Data to use
┄┄┄┄┄┄┄┄┄┄┄┄┄┄┄┄┄┄┄┄

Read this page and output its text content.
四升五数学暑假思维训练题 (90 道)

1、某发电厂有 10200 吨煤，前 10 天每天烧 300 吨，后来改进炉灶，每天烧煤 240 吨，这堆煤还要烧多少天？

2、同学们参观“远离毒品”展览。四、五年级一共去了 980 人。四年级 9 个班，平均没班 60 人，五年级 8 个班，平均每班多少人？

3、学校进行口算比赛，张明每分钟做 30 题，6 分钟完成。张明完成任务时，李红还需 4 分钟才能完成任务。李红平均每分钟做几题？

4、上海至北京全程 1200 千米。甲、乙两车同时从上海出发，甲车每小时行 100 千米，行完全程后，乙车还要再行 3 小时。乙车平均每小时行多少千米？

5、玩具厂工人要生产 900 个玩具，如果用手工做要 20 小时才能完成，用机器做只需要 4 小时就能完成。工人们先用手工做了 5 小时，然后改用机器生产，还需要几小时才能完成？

┄┄┄┄┄┄┄┄┄┄┄┄┄┄┄┄┄┄┄┄

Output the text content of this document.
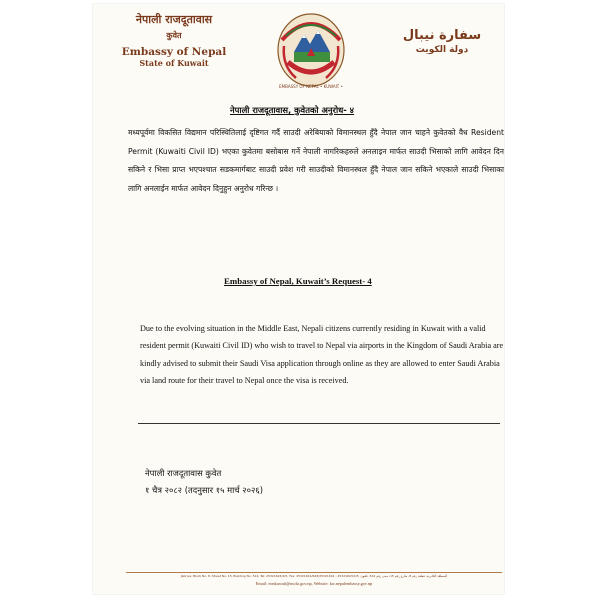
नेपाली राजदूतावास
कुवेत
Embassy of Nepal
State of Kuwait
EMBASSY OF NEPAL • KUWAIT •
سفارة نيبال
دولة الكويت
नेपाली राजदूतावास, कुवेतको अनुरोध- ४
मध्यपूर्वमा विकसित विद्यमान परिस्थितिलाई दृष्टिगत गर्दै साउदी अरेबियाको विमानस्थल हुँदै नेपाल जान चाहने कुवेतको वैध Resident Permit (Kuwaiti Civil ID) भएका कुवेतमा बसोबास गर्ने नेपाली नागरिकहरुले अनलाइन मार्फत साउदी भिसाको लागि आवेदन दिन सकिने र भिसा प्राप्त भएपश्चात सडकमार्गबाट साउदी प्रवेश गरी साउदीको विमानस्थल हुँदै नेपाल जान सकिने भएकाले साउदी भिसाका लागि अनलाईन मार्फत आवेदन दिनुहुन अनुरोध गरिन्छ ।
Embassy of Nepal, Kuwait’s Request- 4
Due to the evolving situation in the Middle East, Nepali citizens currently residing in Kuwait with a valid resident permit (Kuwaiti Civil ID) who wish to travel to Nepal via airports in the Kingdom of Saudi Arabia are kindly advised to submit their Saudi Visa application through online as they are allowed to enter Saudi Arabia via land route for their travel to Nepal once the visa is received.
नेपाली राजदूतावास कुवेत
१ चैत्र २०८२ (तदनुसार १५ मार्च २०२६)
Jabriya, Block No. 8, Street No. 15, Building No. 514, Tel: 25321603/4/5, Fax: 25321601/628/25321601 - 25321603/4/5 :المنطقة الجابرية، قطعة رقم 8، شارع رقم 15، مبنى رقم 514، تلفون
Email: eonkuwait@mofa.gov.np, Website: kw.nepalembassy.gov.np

┄┄┄┄┄┄┄┄┄┄┄┄┄┄┄┄┄┄┄┄

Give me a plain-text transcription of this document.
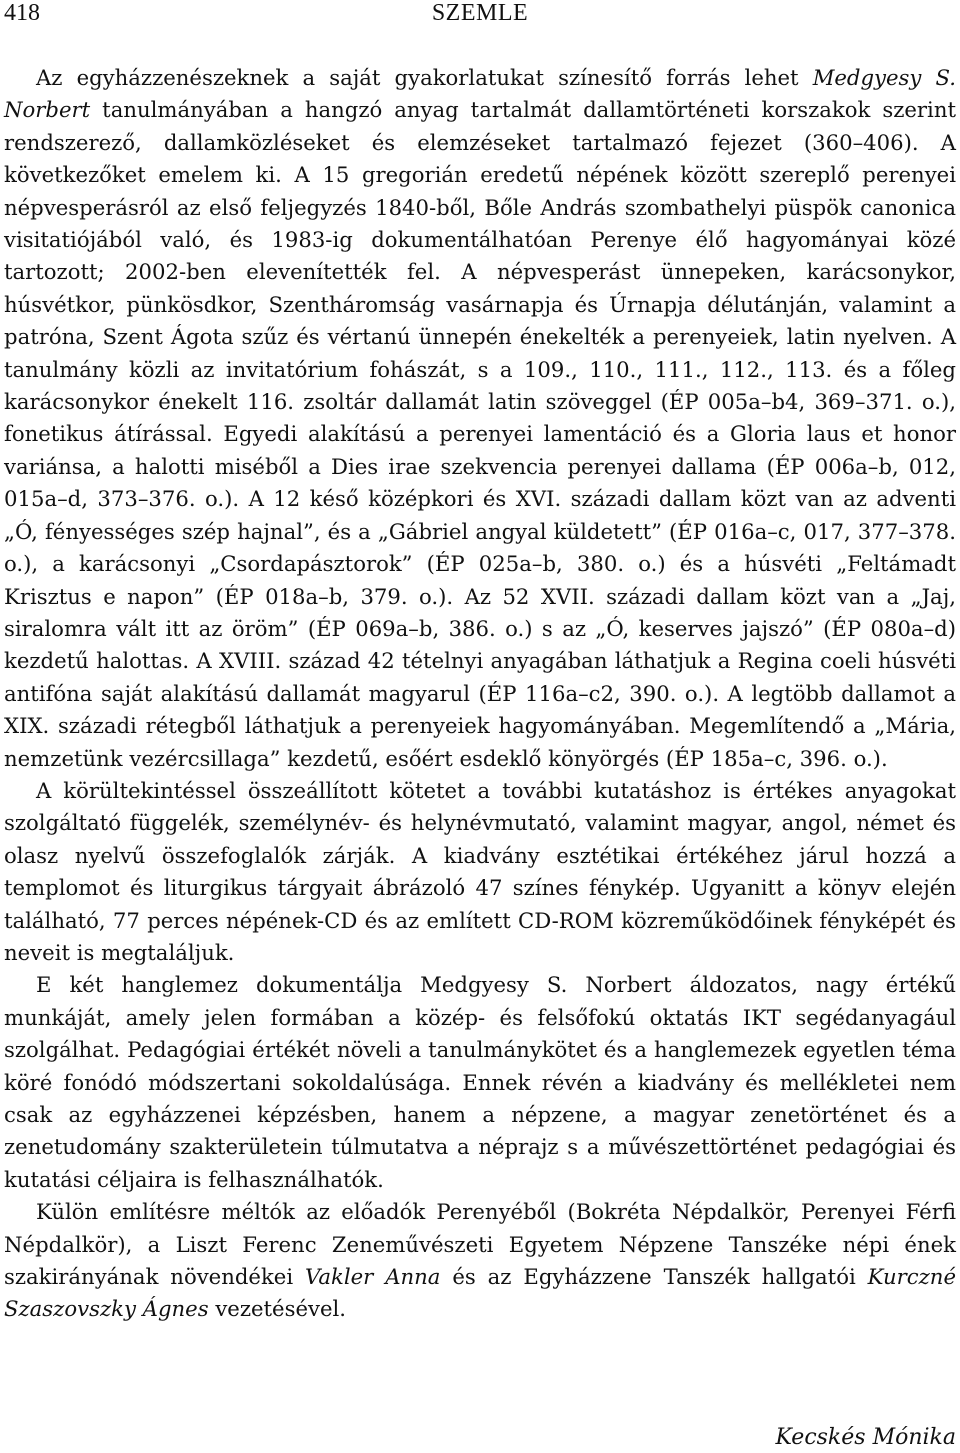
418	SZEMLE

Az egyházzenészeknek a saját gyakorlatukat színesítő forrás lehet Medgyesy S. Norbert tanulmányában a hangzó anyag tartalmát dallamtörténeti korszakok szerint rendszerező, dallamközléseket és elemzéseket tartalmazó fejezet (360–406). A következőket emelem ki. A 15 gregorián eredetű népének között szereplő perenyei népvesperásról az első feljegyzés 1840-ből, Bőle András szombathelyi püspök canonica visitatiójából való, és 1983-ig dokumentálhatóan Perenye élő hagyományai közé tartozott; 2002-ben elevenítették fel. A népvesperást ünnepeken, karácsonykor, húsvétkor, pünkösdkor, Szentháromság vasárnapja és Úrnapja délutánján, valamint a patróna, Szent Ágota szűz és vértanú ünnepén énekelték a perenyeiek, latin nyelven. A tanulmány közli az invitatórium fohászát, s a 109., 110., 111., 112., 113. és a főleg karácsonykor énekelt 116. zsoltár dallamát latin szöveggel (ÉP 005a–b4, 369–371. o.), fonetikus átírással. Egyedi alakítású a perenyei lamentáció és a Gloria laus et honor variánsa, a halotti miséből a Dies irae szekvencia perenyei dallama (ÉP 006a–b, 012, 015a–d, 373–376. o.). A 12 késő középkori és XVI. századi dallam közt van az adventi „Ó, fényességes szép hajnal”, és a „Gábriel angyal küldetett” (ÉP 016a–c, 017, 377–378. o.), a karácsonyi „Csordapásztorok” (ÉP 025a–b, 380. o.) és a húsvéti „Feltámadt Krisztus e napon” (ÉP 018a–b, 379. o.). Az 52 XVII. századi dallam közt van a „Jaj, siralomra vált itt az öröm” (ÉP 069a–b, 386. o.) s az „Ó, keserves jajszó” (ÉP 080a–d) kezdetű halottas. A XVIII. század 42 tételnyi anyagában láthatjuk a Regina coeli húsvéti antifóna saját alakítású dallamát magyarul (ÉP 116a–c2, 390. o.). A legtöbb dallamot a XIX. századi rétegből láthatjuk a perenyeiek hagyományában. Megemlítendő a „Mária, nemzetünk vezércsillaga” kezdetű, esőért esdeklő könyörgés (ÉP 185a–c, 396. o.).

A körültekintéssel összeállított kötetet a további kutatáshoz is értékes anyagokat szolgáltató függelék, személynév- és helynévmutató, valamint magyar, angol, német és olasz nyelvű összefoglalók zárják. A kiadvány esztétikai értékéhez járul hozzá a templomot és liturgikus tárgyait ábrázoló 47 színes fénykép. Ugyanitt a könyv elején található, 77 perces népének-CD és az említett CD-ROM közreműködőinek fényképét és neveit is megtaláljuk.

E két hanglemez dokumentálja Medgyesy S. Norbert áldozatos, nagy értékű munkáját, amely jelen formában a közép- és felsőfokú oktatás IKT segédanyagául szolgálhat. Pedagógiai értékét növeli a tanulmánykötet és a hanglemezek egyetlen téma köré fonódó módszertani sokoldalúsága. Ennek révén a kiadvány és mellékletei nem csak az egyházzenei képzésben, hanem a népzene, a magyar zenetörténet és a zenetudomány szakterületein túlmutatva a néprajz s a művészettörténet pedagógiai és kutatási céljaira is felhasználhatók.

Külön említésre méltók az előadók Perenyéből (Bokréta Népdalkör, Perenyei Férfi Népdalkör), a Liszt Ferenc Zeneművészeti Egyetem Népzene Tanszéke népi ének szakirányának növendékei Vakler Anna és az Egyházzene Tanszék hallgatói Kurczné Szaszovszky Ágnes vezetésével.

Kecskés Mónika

┄┄┄┄┄┄┄┄┄┄┄┄┄┄┄┄┄┄┄┄

To be done
From the records above, pick out and copy each line holding the word "content".

Written reply
Read this page and output its text content.
Output the text content of this document.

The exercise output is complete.